• Provided information:
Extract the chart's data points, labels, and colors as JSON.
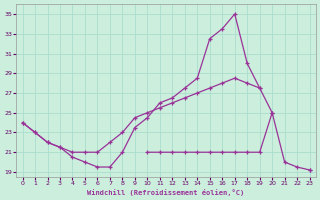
{
  "xlabel": "Windchill (Refroidissement éolien,°C)",
  "bg_color": "#cceedd",
  "line_color": "#993399",
  "grid_color": "#aaddcc",
  "xlim": [
    -0.5,
    23.5
  ],
  "ylim": [
    18.5,
    36.0
  ],
  "yticks": [
    19,
    21,
    23,
    25,
    27,
    29,
    31,
    33,
    35
  ],
  "xticks": [
    0,
    1,
    2,
    3,
    4,
    5,
    6,
    7,
    8,
    9,
    10,
    11,
    12,
    13,
    14,
    15,
    16,
    17,
    18,
    19,
    20,
    21,
    22,
    23
  ],
  "line1_x": [
    0,
    1,
    2,
    3,
    4,
    5,
    6,
    7,
    8,
    9,
    10,
    11,
    12,
    13,
    14,
    15,
    16,
    17,
    18,
    19,
    20,
    21,
    22,
    23
  ],
  "line1_y": [
    24.0,
    23.0,
    22.0,
    21.5,
    20.5,
    20.0,
    19.5,
    19.5,
    21.0,
    23.5,
    24.5,
    26.0,
    26.5,
    27.5,
    28.5,
    32.5,
    33.5,
    35.0,
    30.0,
    27.5,
    null,
    null,
    null,
    null
  ],
  "line2_x": [
    0,
    1,
    2,
    3,
    4,
    5,
    6,
    7,
    8,
    9,
    10,
    11,
    12,
    13,
    14,
    15,
    16,
    17,
    18,
    19,
    20,
    21,
    22,
    23
  ],
  "line2_y": [
    24.0,
    23.0,
    22.0,
    21.5,
    21.0,
    21.0,
    21.0,
    22.0,
    23.0,
    24.5,
    25.0,
    25.5,
    26.0,
    26.5,
    27.0,
    27.5,
    28.0,
    28.5,
    28.0,
    27.5,
    25.0,
    null,
    null,
    19.2
  ],
  "line3_x": [
    0,
    1,
    2,
    3,
    4,
    5,
    6,
    7,
    8,
    9,
    10,
    11,
    12,
    13,
    14,
    15,
    16,
    17,
    18,
    19,
    20,
    21,
    22,
    23
  ],
  "line3_y": [
    null,
    null,
    null,
    null,
    null,
    null,
    null,
    null,
    null,
    null,
    21.0,
    21.0,
    21.0,
    21.0,
    21.0,
    21.0,
    21.0,
    21.0,
    21.0,
    21.0,
    25.0,
    20.0,
    19.5,
    19.2
  ]
}
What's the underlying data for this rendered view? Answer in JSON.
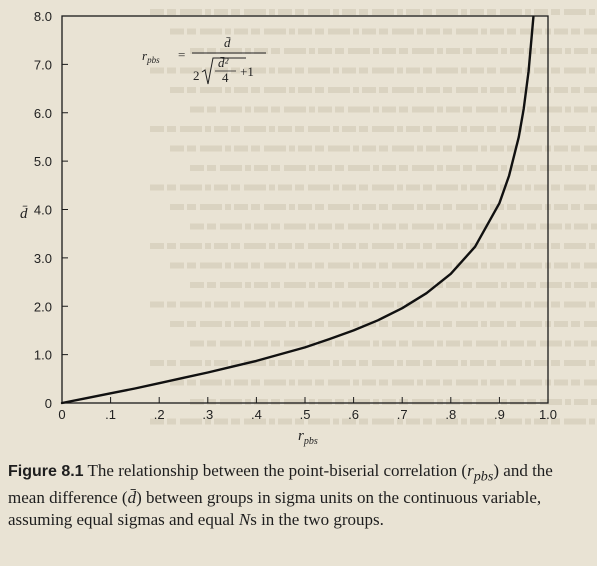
{
  "chart_data": {
    "type": "line",
    "title": "",
    "xlabel": "r",
    "xlabel_sub": "pbs",
    "ylabel": "d̄",
    "xlim": [
      0,
      1.0
    ],
    "ylim": [
      0,
      8.0
    ],
    "x_ticks": [
      0,
      0.1,
      0.2,
      0.3,
      0.4,
      0.5,
      0.6,
      0.7,
      0.8,
      0.9,
      1.0
    ],
    "x_tick_labels": [
      "0",
      ".1",
      ".2",
      ".3",
      ".4",
      ".5",
      ".6",
      ".7",
      ".8",
      ".9",
      "1.0"
    ],
    "y_ticks": [
      0,
      1,
      2,
      3,
      4,
      5,
      6,
      7,
      8
    ],
    "y_tick_labels": [
      "0",
      "1.0",
      "2.0",
      "3.0",
      "4.0",
      "5.0",
      "6.0",
      "7.0",
      "8.0"
    ],
    "grid": false,
    "series": [
      {
        "x": [
          0,
          0.05,
          0.1,
          0.15,
          0.2,
          0.25,
          0.3,
          0.35,
          0.4,
          0.45,
          0.5,
          0.55,
          0.6,
          0.65,
          0.7,
          0.75,
          0.8,
          0.85,
          0.9,
          0.92,
          0.94,
          0.95,
          0.96,
          0.97
        ],
        "y": [
          0,
          0.1,
          0.2,
          0.3,
          0.41,
          0.52,
          0.63,
          0.75,
          0.87,
          1.01,
          1.15,
          1.32,
          1.5,
          1.71,
          1.96,
          2.27,
          2.67,
          3.23,
          4.13,
          4.7,
          5.5,
          6.08,
          6.86,
          7.98
        ]
      }
    ],
    "annotation": {
      "lhs": "r",
      "lhs_sub": "pbs",
      "equals": "=",
      "numerator": "d̄",
      "den_coef": "2",
      "den_frac_num": "d̄²",
      "den_frac_den": "4",
      "den_plus": "+1"
    }
  },
  "caption": {
    "label": "Figure 8.1",
    "text_1": " The relationship between the point-biserial correlation (",
    "r_sym": "r",
    "r_sub": "pbs",
    "text_2": ") and the mean difference (",
    "d_sym": "d̄",
    "text_3": ") between groups in sigma units on the continuous variable, assuming equal sigmas and equal ",
    "n_sym": "N",
    "text_4": "s in the two groups."
  }
}
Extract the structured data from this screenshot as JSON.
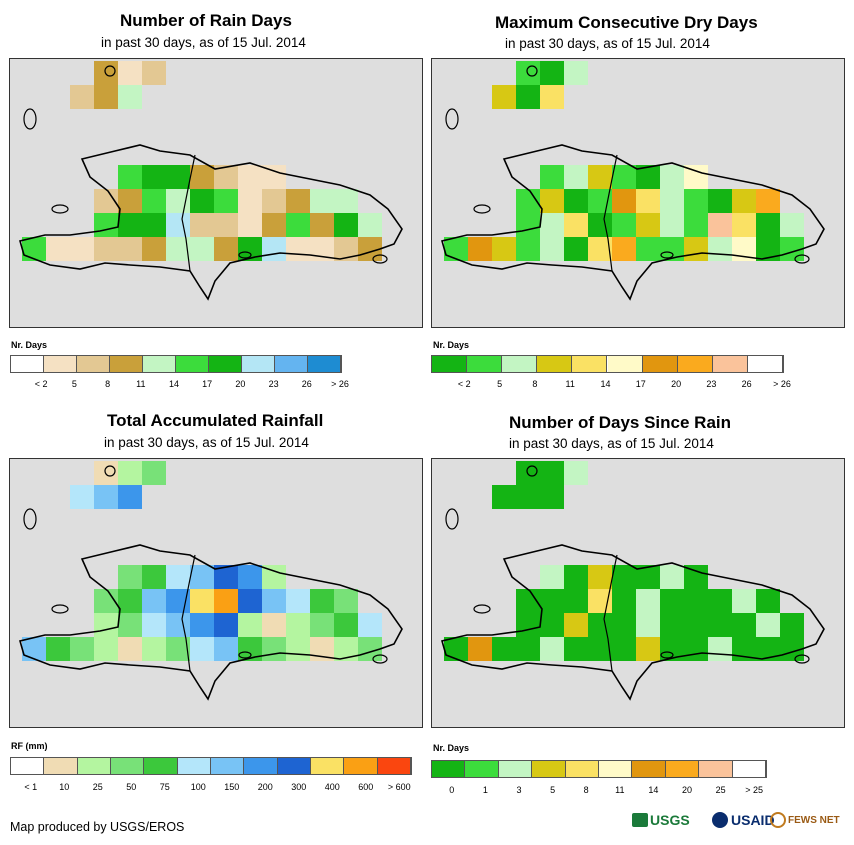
{
  "panels": [
    {
      "id": "rain-days",
      "title": "Number of Rain Days",
      "subtitle": "in past 30 days, as of 15 Jul. 2014",
      "legend_title": "Nr. Days",
      "colors": [
        "#ffffff",
        "#f5e1c3",
        "#e3c893",
        "#c9a03a",
        "#c3f5c3",
        "#3cdc3c",
        "#14b414",
        "#b4e6f5",
        "#64b4f0",
        "#1e8cd2"
      ],
      "labels": [
        "< 2",
        "5",
        "8",
        "11",
        "14",
        "17",
        "20",
        "23",
        "26",
        "> 26"
      ],
      "cells": [
        3,
        1,
        2,
        2,
        3,
        4,
        5,
        6,
        6,
        3,
        2,
        1,
        1,
        2,
        3,
        5,
        4,
        6,
        5,
        1,
        2,
        3,
        4,
        4,
        5,
        6,
        6,
        7,
        2,
        2,
        1,
        3,
        5,
        3,
        6,
        4,
        5,
        1,
        1,
        2,
        2,
        3,
        4,
        4,
        3,
        6,
        7,
        1,
        1,
        2,
        3
      ]
    },
    {
      "id": "max-dry-days",
      "title": "Maximum Consecutive Dry Days",
      "subtitle": "in past 30 days, as of 15 Jul. 2014",
      "legend_title": "Nr. Days",
      "colors": [
        "#14b414",
        "#3cdc3c",
        "#c3f5c3",
        "#d7c814",
        "#fae164",
        "#fffac8",
        "#e1960f",
        "#faaa1e",
        "#fac39b",
        "#ffffff"
      ],
      "labels": [
        "< 2",
        "5",
        "8",
        "11",
        "14",
        "17",
        "20",
        "23",
        "26",
        "> 26"
      ],
      "cells": [
        1,
        0,
        2,
        3,
        0,
        4,
        1,
        2,
        3,
        1,
        0,
        2,
        5,
        1,
        3,
        0,
        1,
        6,
        4,
        2,
        1,
        0,
        3,
        7,
        1,
        2,
        4,
        0,
        1,
        3,
        2,
        1,
        8,
        4,
        0,
        2,
        1,
        6,
        3,
        1,
        2,
        0,
        4,
        7,
        1,
        1,
        3,
        2,
        5,
        0,
        1
      ]
    },
    {
      "id": "total-rainfall",
      "title": "Total Accumulated Rainfall",
      "subtitle": "in past 30 days, as of 15 Jul. 2014",
      "legend_title": "RF (mm)",
      "colors": [
        "#ffffff",
        "#f0dcb4",
        "#b4f5a0",
        "#78e178",
        "#3cc83c",
        "#b4e6fa",
        "#78c3f5",
        "#3c96eb",
        "#1e64d2",
        "#fae164",
        "#faa014",
        "#fa460f"
      ],
      "labels": [
        "< 1",
        "10",
        "25",
        "50",
        "75",
        "100",
        "150",
        "200",
        "300",
        "400",
        "600",
        "> 600"
      ],
      "cells": [
        1,
        2,
        3,
        5,
        6,
        7,
        3,
        4,
        5,
        6,
        8,
        7,
        2,
        3,
        4,
        6,
        7,
        9,
        10,
        8,
        6,
        5,
        4,
        3,
        2,
        3,
        5,
        6,
        7,
        8,
        2,
        1,
        2,
        3,
        4,
        5,
        6,
        4,
        3,
        2,
        1,
        2,
        3,
        5,
        6,
        4,
        3,
        2,
        1,
        2,
        3
      ]
    },
    {
      "id": "days-since-rain",
      "title": "Number of Days Since Rain",
      "subtitle": "in past 30 days, as of 15 Jul. 2014",
      "legend_title": "Nr. Days",
      "colors": [
        "#14b414",
        "#3cdc3c",
        "#c3f5c3",
        "#d7c814",
        "#fae164",
        "#fffac8",
        "#e1960f",
        "#faaa1e",
        "#fac39b",
        "#ffffff"
      ],
      "labels": [
        "0",
        "1",
        "3",
        "5",
        "8",
        "11",
        "14",
        "20",
        "25",
        "> 25"
      ],
      "cells": [
        0,
        0,
        2,
        0,
        0,
        0,
        2,
        0,
        3,
        0,
        0,
        2,
        0,
        0,
        0,
        0,
        4,
        0,
        2,
        0,
        0,
        0,
        2,
        0,
        0,
        0,
        3,
        0,
        0,
        2,
        0,
        0,
        0,
        0,
        2,
        0,
        0,
        6,
        0,
        0,
        2,
        0,
        0,
        0,
        3,
        0,
        0,
        2,
        0,
        0,
        0
      ]
    }
  ],
  "credit": "Map produced by USGS/EROS",
  "logos": {
    "usgs": "USGS",
    "usaid": "USAID",
    "fews": "FEWS NET"
  }
}
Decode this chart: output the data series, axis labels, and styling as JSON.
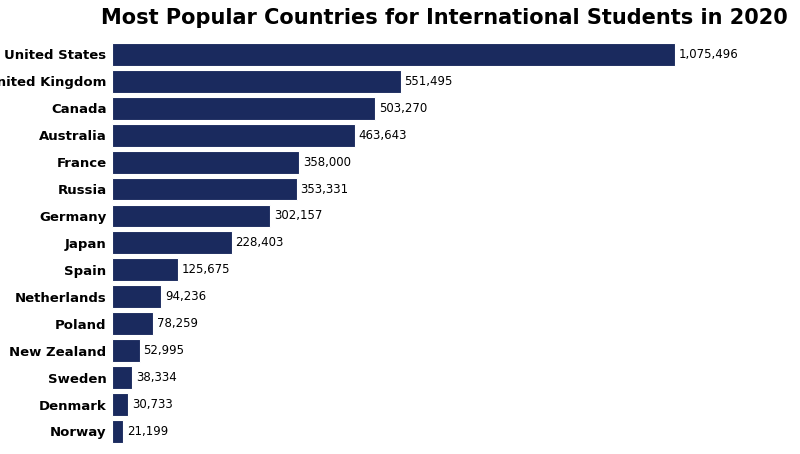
{
  "title": "Most Popular Countries for International Students in 2020",
  "categories": [
    "United States",
    "United Kingdom",
    "Canada",
    "Australia",
    "France",
    "Russia",
    "Germany",
    "Japan",
    "Spain",
    "Netherlands",
    "Poland",
    "New Zealand",
    "Sweden",
    "Denmark",
    "Norway"
  ],
  "values": [
    1075496,
    551495,
    503270,
    463643,
    358000,
    353331,
    302157,
    228403,
    125675,
    94236,
    78259,
    52995,
    38334,
    30733,
    21199
  ],
  "labels": [
    "1,075,496",
    "551,495",
    "503,270",
    "463,643",
    "358,000",
    "353,331",
    "302,157",
    "228,403",
    "125,675",
    "94,236",
    "78,259",
    "52,995",
    "38,334",
    "30,733",
    "21,199"
  ],
  "bar_color": "#1a2a5e",
  "background_color": "#ffffff",
  "title_fontsize": 15,
  "label_fontsize": 8.5,
  "tick_fontsize": 9.5,
  "bar_height": 0.85,
  "xlim_factor": 1.18
}
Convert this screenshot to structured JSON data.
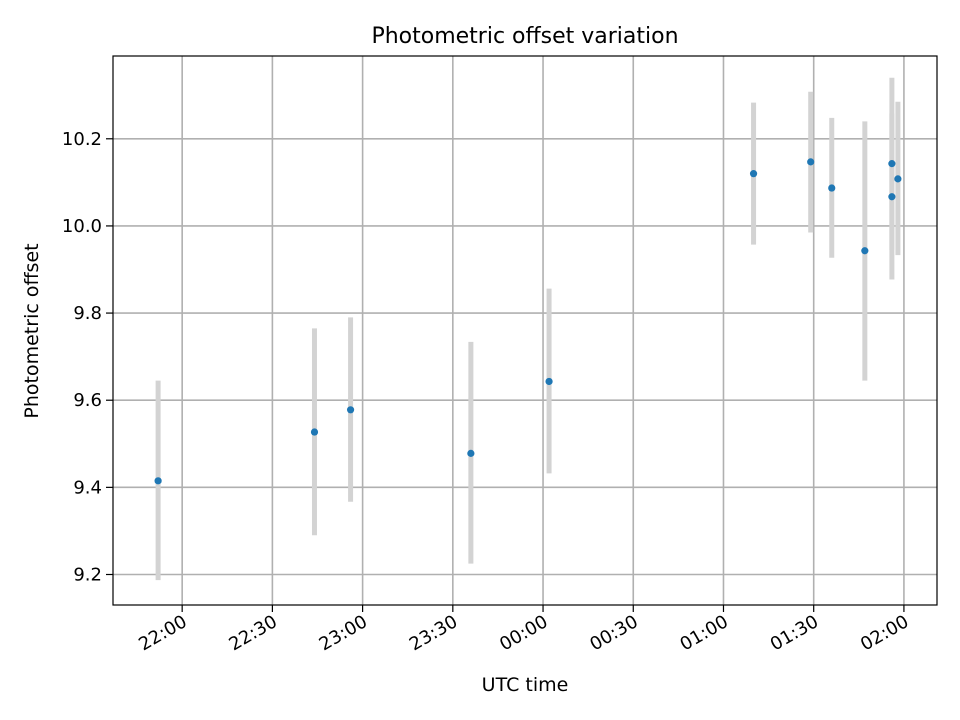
{
  "chart_data": {
    "type": "scatter",
    "title": "Photometric offset variation",
    "xlabel": "UTC time",
    "ylabel": "Photometric offset",
    "x_unit": "time of day (UTC), HH:MM",
    "xlim": [
      "21:37",
      "02:11"
    ],
    "ylim": [
      9.13,
      10.39
    ],
    "x_ticks": [
      "22:00",
      "22:30",
      "23:00",
      "23:30",
      "00:00",
      "00:30",
      "01:00",
      "01:30",
      "02:00"
    ],
    "y_ticks": [
      "9.2",
      "9.4",
      "9.6",
      "9.8",
      "10.0",
      "10.2"
    ],
    "y_tick_values": [
      9.2,
      9.4,
      9.6,
      9.8,
      10.0,
      10.2
    ],
    "grid": true,
    "colors": {
      "marker": "#1f77b4",
      "errorbar": "#d3d3d3"
    },
    "series": [
      {
        "points": [
          {
            "x": "21:52",
            "y": 9.415,
            "yerr_low": 9.187,
            "yerr_high": 9.645
          },
          {
            "x": "22:44",
            "y": 9.527,
            "yerr_low": 9.29,
            "yerr_high": 9.765
          },
          {
            "x": "22:56",
            "y": 9.578,
            "yerr_low": 9.367,
            "yerr_high": 9.79
          },
          {
            "x": "23:36",
            "y": 9.478,
            "yerr_low": 9.225,
            "yerr_high": 9.734
          },
          {
            "x": "00:02",
            "y": 9.643,
            "yerr_low": 9.432,
            "yerr_high": 9.856
          },
          {
            "x": "01:10",
            "y": 10.12,
            "yerr_low": 9.957,
            "yerr_high": 10.283
          },
          {
            "x": "01:29",
            "y": 10.147,
            "yerr_low": 9.985,
            "yerr_high": 10.308
          },
          {
            "x": "01:36",
            "y": 10.087,
            "yerr_low": 9.927,
            "yerr_high": 10.248
          },
          {
            "x": "01:47",
            "y": 9.943,
            "yerr_low": 9.645,
            "yerr_high": 10.24
          },
          {
            "x": "01:56",
            "y": 10.067,
            "yerr_low": 9.877,
            "yerr_high": 10.258
          },
          {
            "x": "01:56",
            "y": 10.143,
            "yerr_low": 9.945,
            "yerr_high": 10.34
          },
          {
            "x": "01:58",
            "y": 10.108,
            "yerr_low": 9.933,
            "yerr_high": 10.285
          }
        ]
      }
    ]
  }
}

• Brief:
Search the preceding listing for the word "Extract" and pull out every line that holds it.

• Result for this exercise:
Extract the chart's data points, labels, and colors as JSON.
Extract the structured data from this screenshot as JSON.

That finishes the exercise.